◆ **Given records**
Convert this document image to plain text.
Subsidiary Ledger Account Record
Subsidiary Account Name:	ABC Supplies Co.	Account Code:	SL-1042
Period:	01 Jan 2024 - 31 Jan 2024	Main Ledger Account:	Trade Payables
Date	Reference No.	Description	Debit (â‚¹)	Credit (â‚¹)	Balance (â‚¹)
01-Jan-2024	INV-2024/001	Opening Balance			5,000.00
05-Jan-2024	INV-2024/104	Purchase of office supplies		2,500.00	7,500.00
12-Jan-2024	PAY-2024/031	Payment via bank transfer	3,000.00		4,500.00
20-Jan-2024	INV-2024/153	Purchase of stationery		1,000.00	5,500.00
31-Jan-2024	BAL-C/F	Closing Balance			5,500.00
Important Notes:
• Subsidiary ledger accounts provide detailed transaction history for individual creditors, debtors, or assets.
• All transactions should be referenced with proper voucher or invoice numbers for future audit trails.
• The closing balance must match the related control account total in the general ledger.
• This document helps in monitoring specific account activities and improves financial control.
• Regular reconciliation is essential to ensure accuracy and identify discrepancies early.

◆ **What the task asks**
Emit the full listing verbatim.

◆ **Task answer**
Convert this document image to plain text.
Subsidiary Ledger Account Record
Subsidiary Account Name:	ABC Supplies Co.	Account Code:	SL-1042
Period:	01 Jan 2024 - 31 Jan 2024	Main Ledger Account:	Trade Payables
Date	Reference No.	Description	Debit (â‚¹)	Credit (â‚¹)	Balance (â‚¹)
01-Jan-2024	INV-2024/001	Opening Balance			5,000.00
05-Jan-2024	INV-2024/104	Purchase of office supplies		2,500.00	7,500.00
12-Jan-2024	PAY-2024/031	Payment via bank transfer	3,000.00		4,500.00
20-Jan-2024	INV-2024/153	Purchase of stationery		1,000.00	5,500.00
31-Jan-2024	BAL-C/F	Closing Balance			5,500.00
Important Notes:
• Subsidiary ledger accounts provide detailed transaction history for individual creditors, debtors, or assets.
• All transactions should be referenced with proper voucher or invoice numbers for future audit trails.
• The closing balance must match the related control account total in the general ledger.
• This document helps in monitoring specific account activities and improves financial control.
• Regular reconciliation is essential to ensure accuracy and identify discrepancies early.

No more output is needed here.